::: Extracted data :::

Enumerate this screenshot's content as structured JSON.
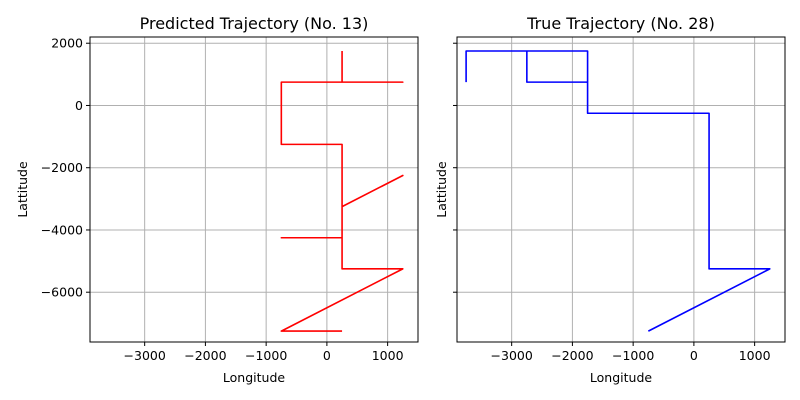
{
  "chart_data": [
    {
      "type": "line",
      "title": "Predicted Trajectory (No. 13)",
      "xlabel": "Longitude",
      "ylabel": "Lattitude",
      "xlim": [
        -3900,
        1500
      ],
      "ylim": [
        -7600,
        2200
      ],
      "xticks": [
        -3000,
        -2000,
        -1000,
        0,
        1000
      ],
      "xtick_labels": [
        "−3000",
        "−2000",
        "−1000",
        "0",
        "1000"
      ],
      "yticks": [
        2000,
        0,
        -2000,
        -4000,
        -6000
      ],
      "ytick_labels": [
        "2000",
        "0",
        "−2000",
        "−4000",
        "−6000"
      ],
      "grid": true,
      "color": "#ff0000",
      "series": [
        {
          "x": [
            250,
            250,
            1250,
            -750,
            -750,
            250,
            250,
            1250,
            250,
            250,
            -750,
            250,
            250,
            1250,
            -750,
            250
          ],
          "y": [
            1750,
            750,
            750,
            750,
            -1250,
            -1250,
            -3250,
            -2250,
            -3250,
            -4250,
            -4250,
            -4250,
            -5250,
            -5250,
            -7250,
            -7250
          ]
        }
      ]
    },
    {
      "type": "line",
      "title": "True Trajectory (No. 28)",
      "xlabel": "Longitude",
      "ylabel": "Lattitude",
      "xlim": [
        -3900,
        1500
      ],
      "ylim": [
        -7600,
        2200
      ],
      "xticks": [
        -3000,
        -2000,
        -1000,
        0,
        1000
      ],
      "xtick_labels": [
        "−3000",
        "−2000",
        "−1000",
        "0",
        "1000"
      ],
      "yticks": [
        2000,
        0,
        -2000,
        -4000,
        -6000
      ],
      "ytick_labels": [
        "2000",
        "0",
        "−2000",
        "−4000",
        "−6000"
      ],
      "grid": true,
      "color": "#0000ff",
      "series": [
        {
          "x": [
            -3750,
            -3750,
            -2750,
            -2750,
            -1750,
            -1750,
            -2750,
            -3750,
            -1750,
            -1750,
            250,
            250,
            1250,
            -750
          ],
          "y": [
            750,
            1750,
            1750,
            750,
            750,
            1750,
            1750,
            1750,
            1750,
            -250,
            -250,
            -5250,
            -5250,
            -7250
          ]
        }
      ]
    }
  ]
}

:::

• _The exercise_: Repeat the data exactly, dropping every picture it holds.

• _Expected answer_:
Enumerate this screenshot's content as structured JSON.
{
  "chart_data": [
    {
      "type": "line",
      "title": "Predicted Trajectory (No. 13)",
      "xlabel": "Longitude",
      "ylabel": "Lattitude",
      "xlim": [
        -3900,
        1500
      ],
      "ylim": [
        -7600,
        2200
      ],
      "xticks": [
        -3000,
        -2000,
        -1000,
        0,
        1000
      ],
      "xtick_labels": [
        "−3000",
        "−2000",
        "−1000",
        "0",
        "1000"
      ],
      "yticks": [
        2000,
        0,
        -2000,
        -4000,
        -6000
      ],
      "ytick_labels": [
        "2000",
        "0",
        "−2000",
        "−4000",
        "−6000"
      ],
      "grid": true,
      "color": "#ff0000",
      "series": [
        {
          "x": [
            250,
            250,
            1250,
            -750,
            -750,
            250,
            250,
            1250,
            250,
            250,
            -750,
            250,
            250,
            1250,
            -750,
            250
          ],
          "y": [
            1750,
            750,
            750,
            750,
            -1250,
            -1250,
            -3250,
            -2250,
            -3250,
            -4250,
            -4250,
            -4250,
            -5250,
            -5250,
            -7250,
            -7250
          ]
        }
      ]
    },
    {
      "type": "line",
      "title": "True Trajectory (No. 28)",
      "xlabel": "Longitude",
      "ylabel": "Lattitude",
      "xlim": [
        -3900,
        1500
      ],
      "ylim": [
        -7600,
        2200
      ],
      "xticks": [
        -3000,
        -2000,
        -1000,
        0,
        1000
      ],
      "xtick_labels": [
        "−3000",
        "−2000",
        "−1000",
        "0",
        "1000"
      ],
      "yticks": [
        2000,
        0,
        -2000,
        -4000,
        -6000
      ],
      "ytick_labels": [
        "2000",
        "0",
        "−2000",
        "−4000",
        "−6000"
      ],
      "grid": true,
      "color": "#0000ff",
      "series": [
        {
          "x": [
            -3750,
            -3750,
            -2750,
            -2750,
            -1750,
            -1750,
            -2750,
            -3750,
            -1750,
            -1750,
            250,
            250,
            1250,
            -750
          ],
          "y": [
            750,
            1750,
            1750,
            750,
            750,
            1750,
            1750,
            1750,
            1750,
            -250,
            -250,
            -5250,
            -5250,
            -7250
          ]
        }
      ]
    }
  ]
}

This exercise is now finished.